Count every line of the listing where the string "this" occurs, and reply with the count alone.

*Data for processing*.
+ + + + +
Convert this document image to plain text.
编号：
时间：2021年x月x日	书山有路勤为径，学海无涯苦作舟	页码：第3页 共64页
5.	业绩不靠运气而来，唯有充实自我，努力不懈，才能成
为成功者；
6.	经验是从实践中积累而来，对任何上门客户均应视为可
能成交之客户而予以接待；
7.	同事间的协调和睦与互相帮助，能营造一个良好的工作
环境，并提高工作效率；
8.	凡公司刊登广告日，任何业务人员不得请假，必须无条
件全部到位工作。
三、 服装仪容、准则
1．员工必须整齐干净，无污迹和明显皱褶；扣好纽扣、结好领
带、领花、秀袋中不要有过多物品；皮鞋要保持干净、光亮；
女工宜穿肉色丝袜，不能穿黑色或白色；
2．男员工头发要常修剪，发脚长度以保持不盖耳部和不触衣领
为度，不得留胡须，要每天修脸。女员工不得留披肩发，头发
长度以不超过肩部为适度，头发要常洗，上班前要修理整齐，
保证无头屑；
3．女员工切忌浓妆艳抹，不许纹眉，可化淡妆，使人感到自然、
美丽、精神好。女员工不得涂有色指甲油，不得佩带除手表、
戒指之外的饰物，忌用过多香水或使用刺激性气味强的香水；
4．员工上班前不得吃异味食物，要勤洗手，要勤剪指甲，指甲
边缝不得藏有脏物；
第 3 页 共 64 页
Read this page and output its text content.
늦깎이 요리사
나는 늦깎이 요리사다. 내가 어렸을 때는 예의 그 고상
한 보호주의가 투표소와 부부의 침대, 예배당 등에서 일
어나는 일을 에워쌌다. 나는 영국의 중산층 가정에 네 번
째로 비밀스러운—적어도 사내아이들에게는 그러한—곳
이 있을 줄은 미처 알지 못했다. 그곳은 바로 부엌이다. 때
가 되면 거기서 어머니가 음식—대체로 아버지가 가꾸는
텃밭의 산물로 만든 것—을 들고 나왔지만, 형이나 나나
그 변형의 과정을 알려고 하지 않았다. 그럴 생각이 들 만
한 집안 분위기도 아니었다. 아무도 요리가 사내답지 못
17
+ + + + +
*Problem solution*. 2